▶ REQUIREMENT
Which lines of the listing below contain the string "interactable"? Pick out and copy each one, treating uppercase and lowercase as different.
········
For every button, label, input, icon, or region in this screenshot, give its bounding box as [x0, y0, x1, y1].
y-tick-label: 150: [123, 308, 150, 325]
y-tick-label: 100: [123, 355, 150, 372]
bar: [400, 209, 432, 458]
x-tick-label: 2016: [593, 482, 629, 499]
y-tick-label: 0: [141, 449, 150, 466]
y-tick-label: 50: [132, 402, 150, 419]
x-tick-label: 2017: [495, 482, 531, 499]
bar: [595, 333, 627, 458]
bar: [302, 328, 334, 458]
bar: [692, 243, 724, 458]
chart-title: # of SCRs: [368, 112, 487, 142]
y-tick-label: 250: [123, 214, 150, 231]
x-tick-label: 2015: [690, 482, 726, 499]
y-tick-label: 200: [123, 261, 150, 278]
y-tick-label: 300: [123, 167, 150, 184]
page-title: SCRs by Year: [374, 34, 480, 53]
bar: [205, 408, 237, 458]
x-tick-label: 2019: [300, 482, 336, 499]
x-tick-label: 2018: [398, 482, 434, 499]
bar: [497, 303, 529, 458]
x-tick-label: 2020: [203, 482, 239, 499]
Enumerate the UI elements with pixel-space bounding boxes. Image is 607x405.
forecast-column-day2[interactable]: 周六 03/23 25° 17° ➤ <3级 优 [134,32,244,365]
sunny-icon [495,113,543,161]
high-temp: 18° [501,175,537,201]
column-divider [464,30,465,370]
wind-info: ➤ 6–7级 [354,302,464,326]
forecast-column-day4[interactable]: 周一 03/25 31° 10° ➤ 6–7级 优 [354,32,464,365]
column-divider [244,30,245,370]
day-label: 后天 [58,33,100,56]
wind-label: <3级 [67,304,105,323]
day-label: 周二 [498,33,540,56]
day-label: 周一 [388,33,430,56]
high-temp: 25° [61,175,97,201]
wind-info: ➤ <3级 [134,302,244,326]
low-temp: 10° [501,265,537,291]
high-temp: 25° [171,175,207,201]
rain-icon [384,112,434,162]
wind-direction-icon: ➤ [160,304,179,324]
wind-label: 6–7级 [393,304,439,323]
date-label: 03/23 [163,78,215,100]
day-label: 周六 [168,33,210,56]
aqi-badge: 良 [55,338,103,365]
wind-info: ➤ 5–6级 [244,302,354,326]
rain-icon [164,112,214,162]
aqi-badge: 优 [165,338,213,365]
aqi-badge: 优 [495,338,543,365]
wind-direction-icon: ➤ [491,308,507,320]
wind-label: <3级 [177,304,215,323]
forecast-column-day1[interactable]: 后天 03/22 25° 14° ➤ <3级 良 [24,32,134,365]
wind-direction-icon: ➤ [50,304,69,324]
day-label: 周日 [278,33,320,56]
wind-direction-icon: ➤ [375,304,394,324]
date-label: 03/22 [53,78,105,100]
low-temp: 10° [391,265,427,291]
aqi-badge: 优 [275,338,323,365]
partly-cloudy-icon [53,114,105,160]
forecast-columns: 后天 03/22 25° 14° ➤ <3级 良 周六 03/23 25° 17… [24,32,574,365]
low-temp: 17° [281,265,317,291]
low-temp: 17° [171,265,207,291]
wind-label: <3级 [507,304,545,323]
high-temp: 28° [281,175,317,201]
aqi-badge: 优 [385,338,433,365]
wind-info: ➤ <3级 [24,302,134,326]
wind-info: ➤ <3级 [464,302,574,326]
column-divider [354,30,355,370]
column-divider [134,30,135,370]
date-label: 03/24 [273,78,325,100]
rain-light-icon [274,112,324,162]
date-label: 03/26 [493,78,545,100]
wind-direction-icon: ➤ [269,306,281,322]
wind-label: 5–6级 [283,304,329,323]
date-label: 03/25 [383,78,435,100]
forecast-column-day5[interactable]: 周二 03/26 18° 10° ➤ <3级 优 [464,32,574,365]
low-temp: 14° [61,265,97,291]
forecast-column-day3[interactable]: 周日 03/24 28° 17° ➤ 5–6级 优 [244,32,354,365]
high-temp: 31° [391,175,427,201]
········
▶ RESULT FOR THIS EXERCISE
forecast-column-day2[interactable]: 周六 03/23 25° 17° ➤ <3级 优 [134,32,244,365]
forecast-column-day4[interactable]: 周一 03/25 31° 10° ➤ 6–7级 优 [354,32,464,365]
forecast-column-day1[interactable]: 后天 03/22 25° 14° ➤ <3级 良 [24,32,134,365]
forecast-column-day5[interactable]: 周二 03/26 18° 10° ➤ <3级 优 [464,32,574,365]
forecast-column-day3[interactable]: 周日 03/24 28° 17° ➤ 5–6级 优 [244,32,354,365]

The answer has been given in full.